• TASK DESCRIPTION
Identify and copy all lines of the material where the string "Plant" is found.

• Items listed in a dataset
--------------------------------------------------

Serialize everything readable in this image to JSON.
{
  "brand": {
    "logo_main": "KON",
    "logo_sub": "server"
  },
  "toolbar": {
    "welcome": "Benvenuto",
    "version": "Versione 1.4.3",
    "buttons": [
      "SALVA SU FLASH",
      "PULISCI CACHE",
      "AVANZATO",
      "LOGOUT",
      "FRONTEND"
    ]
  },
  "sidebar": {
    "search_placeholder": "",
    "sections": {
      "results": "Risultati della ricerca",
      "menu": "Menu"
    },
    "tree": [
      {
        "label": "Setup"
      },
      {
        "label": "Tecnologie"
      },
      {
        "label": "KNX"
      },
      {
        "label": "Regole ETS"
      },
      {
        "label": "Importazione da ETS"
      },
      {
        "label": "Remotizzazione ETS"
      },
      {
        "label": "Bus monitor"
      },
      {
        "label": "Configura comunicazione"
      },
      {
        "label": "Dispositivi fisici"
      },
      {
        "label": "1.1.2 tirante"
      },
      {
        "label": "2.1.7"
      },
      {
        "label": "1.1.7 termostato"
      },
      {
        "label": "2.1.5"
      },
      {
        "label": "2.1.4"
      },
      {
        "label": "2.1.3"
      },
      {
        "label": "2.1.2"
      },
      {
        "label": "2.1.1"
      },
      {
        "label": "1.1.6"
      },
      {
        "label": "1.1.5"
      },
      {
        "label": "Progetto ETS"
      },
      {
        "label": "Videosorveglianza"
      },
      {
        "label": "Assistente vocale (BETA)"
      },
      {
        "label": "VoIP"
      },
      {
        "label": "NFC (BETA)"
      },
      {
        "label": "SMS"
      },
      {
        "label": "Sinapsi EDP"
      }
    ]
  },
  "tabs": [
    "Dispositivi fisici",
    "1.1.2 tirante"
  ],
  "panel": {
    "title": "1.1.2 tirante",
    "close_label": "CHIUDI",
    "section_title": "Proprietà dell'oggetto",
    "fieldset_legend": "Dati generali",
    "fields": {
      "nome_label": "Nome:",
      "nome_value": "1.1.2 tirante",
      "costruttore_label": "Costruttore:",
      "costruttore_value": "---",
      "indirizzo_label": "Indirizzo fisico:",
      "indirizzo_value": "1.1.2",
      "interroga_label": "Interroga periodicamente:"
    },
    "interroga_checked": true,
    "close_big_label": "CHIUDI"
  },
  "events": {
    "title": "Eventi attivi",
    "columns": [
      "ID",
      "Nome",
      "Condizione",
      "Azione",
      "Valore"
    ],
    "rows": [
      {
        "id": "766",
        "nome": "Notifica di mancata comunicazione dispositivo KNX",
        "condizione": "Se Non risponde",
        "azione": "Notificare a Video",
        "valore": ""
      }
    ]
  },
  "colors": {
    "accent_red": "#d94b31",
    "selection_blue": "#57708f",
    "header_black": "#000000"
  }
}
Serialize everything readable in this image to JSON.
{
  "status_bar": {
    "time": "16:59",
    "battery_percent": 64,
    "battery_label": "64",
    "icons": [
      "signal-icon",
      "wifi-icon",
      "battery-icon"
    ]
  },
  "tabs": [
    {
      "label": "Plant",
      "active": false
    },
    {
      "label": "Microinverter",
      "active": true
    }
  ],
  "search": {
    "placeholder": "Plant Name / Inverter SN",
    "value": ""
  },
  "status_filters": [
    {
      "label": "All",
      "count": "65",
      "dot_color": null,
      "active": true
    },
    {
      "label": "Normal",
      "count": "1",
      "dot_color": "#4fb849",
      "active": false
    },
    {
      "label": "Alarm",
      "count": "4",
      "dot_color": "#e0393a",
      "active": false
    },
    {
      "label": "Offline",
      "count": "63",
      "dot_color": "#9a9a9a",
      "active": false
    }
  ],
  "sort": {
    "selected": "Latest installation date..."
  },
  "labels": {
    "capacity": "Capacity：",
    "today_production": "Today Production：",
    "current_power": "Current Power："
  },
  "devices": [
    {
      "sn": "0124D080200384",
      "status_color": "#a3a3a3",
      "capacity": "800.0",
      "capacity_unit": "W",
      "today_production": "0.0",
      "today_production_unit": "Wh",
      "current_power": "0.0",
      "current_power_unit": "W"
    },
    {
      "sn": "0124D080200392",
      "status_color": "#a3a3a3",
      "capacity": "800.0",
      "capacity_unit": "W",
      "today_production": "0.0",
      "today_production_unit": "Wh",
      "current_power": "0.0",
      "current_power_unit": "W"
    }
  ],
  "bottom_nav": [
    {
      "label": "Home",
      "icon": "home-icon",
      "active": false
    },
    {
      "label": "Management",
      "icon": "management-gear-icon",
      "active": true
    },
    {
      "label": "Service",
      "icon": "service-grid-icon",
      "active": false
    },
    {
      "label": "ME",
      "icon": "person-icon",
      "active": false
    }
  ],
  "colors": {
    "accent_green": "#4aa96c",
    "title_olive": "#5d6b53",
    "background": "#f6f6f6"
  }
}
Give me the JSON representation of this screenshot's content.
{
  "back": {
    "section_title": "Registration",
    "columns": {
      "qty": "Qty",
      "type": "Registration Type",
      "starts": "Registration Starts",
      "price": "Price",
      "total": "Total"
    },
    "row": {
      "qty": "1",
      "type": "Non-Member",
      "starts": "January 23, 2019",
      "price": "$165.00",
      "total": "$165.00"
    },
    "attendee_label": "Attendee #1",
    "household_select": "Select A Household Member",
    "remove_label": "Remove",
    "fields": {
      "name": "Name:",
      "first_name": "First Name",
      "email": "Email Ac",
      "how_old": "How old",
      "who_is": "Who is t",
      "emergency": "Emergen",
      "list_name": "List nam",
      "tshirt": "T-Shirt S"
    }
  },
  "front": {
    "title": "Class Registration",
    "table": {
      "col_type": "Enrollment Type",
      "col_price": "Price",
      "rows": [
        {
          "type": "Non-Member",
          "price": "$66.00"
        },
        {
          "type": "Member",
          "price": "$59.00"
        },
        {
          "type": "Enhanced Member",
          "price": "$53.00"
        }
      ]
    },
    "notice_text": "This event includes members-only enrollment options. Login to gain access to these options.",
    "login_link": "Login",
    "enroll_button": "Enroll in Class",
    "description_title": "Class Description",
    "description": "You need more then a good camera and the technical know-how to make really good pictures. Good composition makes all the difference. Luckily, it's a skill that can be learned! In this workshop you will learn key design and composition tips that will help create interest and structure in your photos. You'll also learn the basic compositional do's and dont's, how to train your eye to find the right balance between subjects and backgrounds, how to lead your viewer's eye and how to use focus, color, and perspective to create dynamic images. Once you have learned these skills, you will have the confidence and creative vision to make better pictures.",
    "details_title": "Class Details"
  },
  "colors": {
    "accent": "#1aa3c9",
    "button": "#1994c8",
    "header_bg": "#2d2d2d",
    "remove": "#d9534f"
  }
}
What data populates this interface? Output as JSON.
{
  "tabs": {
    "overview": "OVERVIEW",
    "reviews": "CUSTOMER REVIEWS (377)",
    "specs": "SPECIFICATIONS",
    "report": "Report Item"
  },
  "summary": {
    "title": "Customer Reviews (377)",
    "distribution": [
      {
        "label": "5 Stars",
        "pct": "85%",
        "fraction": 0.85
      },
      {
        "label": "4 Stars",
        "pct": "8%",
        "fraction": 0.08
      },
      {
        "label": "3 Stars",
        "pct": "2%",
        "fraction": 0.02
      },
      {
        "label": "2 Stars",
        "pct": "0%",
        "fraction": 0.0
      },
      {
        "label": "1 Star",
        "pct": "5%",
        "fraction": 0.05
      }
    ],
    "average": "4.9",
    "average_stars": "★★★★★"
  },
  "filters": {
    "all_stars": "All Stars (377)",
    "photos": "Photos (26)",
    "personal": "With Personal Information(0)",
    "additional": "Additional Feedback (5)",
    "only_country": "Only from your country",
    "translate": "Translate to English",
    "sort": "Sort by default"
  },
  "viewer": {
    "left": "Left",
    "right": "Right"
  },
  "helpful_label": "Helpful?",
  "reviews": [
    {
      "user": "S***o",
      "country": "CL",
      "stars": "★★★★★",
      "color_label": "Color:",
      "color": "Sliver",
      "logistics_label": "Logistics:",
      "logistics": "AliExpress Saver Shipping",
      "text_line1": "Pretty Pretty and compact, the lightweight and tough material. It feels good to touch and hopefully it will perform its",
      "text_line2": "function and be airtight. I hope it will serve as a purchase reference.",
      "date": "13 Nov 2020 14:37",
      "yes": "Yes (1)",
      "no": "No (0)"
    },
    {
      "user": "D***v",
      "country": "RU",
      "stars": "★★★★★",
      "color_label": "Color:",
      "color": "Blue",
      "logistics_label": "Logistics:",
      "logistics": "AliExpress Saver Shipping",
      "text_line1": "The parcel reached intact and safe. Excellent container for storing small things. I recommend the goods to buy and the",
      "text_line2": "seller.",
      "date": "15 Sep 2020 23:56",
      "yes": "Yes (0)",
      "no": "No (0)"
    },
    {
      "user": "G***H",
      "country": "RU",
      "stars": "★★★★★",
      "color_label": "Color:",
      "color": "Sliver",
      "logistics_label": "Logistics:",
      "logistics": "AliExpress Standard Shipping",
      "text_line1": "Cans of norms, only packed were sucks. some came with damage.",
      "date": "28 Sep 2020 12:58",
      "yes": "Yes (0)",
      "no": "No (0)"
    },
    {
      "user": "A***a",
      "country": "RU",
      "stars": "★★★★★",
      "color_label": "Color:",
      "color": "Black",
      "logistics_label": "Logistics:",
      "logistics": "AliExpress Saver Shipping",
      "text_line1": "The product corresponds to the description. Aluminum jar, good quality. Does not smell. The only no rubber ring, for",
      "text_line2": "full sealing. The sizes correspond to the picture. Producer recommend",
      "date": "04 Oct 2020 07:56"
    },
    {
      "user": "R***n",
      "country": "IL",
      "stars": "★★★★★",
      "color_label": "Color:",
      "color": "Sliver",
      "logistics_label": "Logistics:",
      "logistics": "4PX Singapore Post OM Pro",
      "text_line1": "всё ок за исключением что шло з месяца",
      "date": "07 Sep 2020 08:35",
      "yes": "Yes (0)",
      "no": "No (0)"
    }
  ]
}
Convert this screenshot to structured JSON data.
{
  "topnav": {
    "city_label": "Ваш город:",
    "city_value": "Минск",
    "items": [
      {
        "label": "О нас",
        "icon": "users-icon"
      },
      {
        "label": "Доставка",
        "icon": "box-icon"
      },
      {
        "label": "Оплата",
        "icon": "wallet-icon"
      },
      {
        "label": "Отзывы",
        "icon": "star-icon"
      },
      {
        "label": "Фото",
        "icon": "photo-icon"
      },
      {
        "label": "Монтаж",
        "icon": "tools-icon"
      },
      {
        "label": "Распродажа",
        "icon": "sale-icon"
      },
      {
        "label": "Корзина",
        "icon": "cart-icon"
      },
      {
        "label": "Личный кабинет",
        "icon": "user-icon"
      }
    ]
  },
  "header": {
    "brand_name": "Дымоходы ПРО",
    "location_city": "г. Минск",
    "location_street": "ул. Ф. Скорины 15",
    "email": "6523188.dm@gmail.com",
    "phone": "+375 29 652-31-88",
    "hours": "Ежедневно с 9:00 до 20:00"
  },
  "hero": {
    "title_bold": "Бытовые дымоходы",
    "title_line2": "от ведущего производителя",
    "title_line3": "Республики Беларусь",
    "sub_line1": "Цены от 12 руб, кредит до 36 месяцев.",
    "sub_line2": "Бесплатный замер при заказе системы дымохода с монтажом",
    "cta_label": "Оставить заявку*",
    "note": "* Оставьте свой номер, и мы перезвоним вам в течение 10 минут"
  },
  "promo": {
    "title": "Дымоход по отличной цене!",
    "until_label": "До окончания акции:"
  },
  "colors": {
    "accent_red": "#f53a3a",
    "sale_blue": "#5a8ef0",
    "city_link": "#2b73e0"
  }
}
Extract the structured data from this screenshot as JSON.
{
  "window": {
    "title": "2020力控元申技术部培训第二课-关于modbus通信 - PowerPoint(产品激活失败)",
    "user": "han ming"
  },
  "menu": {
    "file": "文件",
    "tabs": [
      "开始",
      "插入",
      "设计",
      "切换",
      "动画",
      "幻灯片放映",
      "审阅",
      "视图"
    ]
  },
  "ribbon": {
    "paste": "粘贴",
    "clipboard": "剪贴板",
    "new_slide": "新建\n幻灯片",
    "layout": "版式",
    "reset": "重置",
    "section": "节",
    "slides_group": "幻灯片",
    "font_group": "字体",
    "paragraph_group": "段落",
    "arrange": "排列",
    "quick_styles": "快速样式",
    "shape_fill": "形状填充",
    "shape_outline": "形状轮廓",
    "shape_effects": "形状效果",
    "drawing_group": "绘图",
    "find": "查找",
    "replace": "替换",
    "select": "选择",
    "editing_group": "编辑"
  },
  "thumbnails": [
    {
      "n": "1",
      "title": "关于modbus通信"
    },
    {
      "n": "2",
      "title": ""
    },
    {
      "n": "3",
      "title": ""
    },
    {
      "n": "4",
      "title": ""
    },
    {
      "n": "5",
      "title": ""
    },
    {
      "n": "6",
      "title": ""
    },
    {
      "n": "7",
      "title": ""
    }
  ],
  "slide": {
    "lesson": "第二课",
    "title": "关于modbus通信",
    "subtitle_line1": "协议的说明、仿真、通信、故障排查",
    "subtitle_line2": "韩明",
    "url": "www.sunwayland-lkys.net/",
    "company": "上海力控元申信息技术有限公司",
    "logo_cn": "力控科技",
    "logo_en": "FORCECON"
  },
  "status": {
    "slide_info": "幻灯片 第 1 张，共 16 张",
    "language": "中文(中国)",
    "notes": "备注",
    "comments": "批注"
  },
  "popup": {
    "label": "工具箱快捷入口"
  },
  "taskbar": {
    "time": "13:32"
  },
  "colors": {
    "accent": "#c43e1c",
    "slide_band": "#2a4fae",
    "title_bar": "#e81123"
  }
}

--------------------------------------------------

• ANSWER TO THE EXERCISE
      "label": "Plant",
    "placeholder": "Plant Name / Inverter SN",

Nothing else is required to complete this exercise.